#### GIVEN EXERCISE
Reproduce the whole listing, character for character.

#### DATA PROVIDED
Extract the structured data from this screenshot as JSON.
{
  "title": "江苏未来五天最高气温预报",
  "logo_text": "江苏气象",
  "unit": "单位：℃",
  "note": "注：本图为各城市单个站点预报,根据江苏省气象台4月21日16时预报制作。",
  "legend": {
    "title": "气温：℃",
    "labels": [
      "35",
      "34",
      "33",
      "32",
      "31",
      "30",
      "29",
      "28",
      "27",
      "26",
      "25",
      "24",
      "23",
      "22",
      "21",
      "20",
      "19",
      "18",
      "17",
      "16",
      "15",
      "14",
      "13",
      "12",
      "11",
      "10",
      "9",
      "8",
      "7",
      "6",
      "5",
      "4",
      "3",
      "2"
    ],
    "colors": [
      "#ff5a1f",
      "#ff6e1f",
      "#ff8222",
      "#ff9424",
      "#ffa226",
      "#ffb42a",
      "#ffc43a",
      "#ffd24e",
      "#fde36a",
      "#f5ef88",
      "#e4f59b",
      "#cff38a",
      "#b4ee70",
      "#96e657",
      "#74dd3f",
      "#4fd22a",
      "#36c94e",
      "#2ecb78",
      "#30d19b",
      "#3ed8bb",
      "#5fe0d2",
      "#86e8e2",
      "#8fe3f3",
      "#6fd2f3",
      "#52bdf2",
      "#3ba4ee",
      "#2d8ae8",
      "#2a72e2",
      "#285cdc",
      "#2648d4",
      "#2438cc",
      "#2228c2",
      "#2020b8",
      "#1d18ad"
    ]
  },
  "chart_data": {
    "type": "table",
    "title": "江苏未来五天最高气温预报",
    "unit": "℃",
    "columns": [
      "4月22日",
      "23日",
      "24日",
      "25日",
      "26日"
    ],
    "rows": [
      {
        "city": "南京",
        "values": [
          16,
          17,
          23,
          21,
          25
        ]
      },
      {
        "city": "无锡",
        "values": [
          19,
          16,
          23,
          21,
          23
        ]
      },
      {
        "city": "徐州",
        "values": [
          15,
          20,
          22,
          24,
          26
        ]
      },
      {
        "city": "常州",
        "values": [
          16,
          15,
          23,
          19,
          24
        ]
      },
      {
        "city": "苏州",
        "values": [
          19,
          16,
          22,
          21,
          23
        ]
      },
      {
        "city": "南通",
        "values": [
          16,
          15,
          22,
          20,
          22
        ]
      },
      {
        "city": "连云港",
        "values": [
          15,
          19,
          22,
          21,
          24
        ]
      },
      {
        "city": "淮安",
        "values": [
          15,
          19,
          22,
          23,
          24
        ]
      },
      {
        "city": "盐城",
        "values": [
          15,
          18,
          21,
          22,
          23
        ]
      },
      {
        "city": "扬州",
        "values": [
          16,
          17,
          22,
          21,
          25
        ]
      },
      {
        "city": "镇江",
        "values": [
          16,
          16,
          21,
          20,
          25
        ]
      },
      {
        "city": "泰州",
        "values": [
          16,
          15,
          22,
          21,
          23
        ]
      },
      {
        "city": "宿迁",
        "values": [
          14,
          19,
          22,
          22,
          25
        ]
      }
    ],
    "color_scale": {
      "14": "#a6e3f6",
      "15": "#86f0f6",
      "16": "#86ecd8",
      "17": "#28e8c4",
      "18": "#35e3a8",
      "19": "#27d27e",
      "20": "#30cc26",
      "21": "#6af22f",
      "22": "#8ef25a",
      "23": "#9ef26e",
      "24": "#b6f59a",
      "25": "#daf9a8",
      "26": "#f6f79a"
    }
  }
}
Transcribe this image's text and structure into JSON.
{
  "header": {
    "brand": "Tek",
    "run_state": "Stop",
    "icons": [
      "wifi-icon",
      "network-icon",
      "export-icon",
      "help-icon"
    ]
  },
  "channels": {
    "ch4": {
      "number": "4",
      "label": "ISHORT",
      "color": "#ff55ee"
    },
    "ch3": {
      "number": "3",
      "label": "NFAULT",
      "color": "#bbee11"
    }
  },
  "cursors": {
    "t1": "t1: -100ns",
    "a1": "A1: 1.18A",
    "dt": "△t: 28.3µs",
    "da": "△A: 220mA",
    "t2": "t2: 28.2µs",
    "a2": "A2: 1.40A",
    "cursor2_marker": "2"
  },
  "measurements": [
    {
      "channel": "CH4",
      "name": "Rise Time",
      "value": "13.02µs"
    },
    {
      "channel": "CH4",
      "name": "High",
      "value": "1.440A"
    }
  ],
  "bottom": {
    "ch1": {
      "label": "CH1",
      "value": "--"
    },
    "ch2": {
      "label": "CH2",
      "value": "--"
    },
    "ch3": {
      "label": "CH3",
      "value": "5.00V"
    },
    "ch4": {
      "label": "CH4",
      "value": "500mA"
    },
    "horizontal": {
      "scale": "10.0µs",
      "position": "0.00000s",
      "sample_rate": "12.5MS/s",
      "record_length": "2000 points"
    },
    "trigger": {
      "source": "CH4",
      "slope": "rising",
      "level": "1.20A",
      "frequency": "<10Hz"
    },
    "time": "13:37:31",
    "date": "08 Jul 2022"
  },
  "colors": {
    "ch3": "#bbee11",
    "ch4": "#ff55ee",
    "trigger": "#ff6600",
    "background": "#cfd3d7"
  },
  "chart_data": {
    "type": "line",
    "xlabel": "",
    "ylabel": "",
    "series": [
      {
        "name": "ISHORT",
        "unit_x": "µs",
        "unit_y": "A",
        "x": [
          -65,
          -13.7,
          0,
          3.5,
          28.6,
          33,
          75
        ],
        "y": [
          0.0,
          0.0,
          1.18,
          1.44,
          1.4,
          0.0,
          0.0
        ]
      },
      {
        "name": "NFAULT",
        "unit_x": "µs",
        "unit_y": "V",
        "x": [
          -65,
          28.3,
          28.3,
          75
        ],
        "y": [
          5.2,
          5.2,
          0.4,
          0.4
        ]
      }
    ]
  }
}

#### FULL SOLUTION
Extract the structured data from this screenshot as JSON.
{
  "title": "江苏未来五天最高气温预报",
  "logo_text": "江苏气象",
  "unit": "单位：℃",
  "note": "注：本图为各城市单个站点预报,根据江苏省气象台4月21日16时预报制作。",
  "legend": {
    "title": "气温：℃",
    "labels": [
      "35",
      "34",
      "33",
      "32",
      "31",
      "30",
      "29",
      "28",
      "27",
      "26",
      "25",
      "24",
      "23",
      "22",
      "21",
      "20",
      "19",
      "18",
      "17",
      "16",
      "15",
      "14",
      "13",
      "12",
      "11",
      "10",
      "9",
      "8",
      "7",
      "6",
      "5",
      "4",
      "3",
      "2"
    ],
    "colors": [
      "#ff5a1f",
      "#ff6e1f",
      "#ff8222",
      "#ff9424",
      "#ffa226",
      "#ffb42a",
      "#ffc43a",
      "#ffd24e",
      "#fde36a",
      "#f5ef88",
      "#e4f59b",
      "#cff38a",
      "#b4ee70",
      "#96e657",
      "#74dd3f",
      "#4fd22a",
      "#36c94e",
      "#2ecb78",
      "#30d19b",
      "#3ed8bb",
      "#5fe0d2",
      "#86e8e2",
      "#8fe3f3",
      "#6fd2f3",
      "#52bdf2",
      "#3ba4ee",
      "#2d8ae8",
      "#2a72e2",
      "#285cdc",
      "#2648d4",
      "#2438cc",
      "#2228c2",
      "#2020b8",
      "#1d18ad"
    ]
  },
  "chart_data": {
    "type": "table",
    "title": "江苏未来五天最高气温预报",
    "unit": "℃",
    "columns": [
      "4月22日",
      "23日",
      "24日",
      "25日",
      "26日"
    ],
    "rows": [
      {
        "city": "南京",
        "values": [
          16,
          17,
          23,
          21,
          25
        ]
      },
      {
        "city": "无锡",
        "values": [
          19,
          16,
          23,
          21,
          23
        ]
      },
      {
        "city": "徐州",
        "values": [
          15,
          20,
          22,
          24,
          26
        ]
      },
      {
        "city": "常州",
        "values": [
          16,
          15,
          23,
          19,
          24
        ]
      },
      {
        "city": "苏州",
        "values": [
          19,
          16,
          22,
          21,
          23
        ]
      },
      {
        "city": "南通",
        "values": [
          16,
          15,
          22,
          20,
          22
        ]
      },
      {
        "city": "连云港",
        "values": [
          15,
          19,
          22,
          21,
          24
        ]
      },
      {
        "city": "淮安",
        "values": [
          15,
          19,
          22,
          23,
          24
        ]
      },
      {
        "city": "盐城",
        "values": [
          15,
          18,
          21,
          22,
          23
        ]
      },
      {
        "city": "扬州",
        "values": [
          16,
          17,
          22,
          21,
          25
        ]
      },
      {
        "city": "镇江",
        "values": [
          16,
          16,
          21,
          20,
          25
        ]
      },
      {
        "city": "泰州",
        "values": [
          16,
          15,
          22,
          21,
          23
        ]
      },
      {
        "city": "宿迁",
        "values": [
          14,
          19,
          22,
          22,
          25
        ]
      }
    ],
    "color_scale": {
      "14": "#a6e3f6",
      "15": "#86f0f6",
      "16": "#86ecd8",
      "17": "#28e8c4",
      "18": "#35e3a8",
      "19": "#27d27e",
      "20": "#30cc26",
      "21": "#6af22f",
      "22": "#8ef25a",
      "23": "#9ef26e",
      "24": "#b6f59a",
      "25": "#daf9a8",
      "26": "#f6f79a"
    }
  }
}
Transcribe this image's text and structure into JSON.
{
  "header": {
    "brand": "Tek",
    "run_state": "Stop",
    "icons": [
      "wifi-icon",
      "network-icon",
      "export-icon",
      "help-icon"
    ]
  },
  "channels": {
    "ch4": {
      "number": "4",
      "label": "ISHORT",
      "color": "#ff55ee"
    },
    "ch3": {
      "number": "3",
      "label": "NFAULT",
      "color": "#bbee11"
    }
  },
  "cursors": {
    "t1": "t1: -100ns",
    "a1": "A1: 1.18A",
    "dt": "△t: 28.3µs",
    "da": "△A: 220mA",
    "t2": "t2: 28.2µs",
    "a2": "A2: 1.40A",
    "cursor2_marker": "2"
  },
  "measurements": [
    {
      "channel": "CH4",
      "name": "Rise Time",
      "value": "13.02µs"
    },
    {
      "channel": "CH4",
      "name": "High",
      "value": "1.440A"
    }
  ],
  "bottom": {
    "ch1": {
      "label": "CH1",
      "value": "--"
    },
    "ch2": {
      "label": "CH2",
      "value": "--"
    },
    "ch3": {
      "label": "CH3",
      "value": "5.00V"
    },
    "ch4": {
      "label": "CH4",
      "value": "500mA"
    },
    "horizontal": {
      "scale": "10.0µs",
      "position": "0.00000s",
      "sample_rate": "12.5MS/s",
      "record_length": "2000 points"
    },
    "trigger": {
      "source": "CH4",
      "slope": "rising",
      "level": "1.20A",
      "frequency": "<10Hz"
    },
    "time": "13:37:31",
    "date": "08 Jul 2022"
  },
  "colors": {
    "ch3": "#bbee11",
    "ch4": "#ff55ee",
    "trigger": "#ff6600",
    "background": "#cfd3d7"
  },
  "chart_data": {
    "type": "line",
    "xlabel": "",
    "ylabel": "",
    "series": [
      {
        "name": "ISHORT",
        "unit_x": "µs",
        "unit_y": "A",
        "x": [
          -65,
          -13.7,
          0,
          3.5,
          28.6,
          33,
          75
        ],
        "y": [
          0.0,
          0.0,
          1.18,
          1.44,
          1.4,
          0.0,
          0.0
        ]
      },
      {
        "name": "NFAULT",
        "unit_x": "µs",
        "unit_y": "V",
        "x": [
          -65,
          28.3,
          28.3,
          75
        ],
        "y": [
          5.2,
          5.2,
          0.4,
          0.4
        ]
      }
    ]
  }
}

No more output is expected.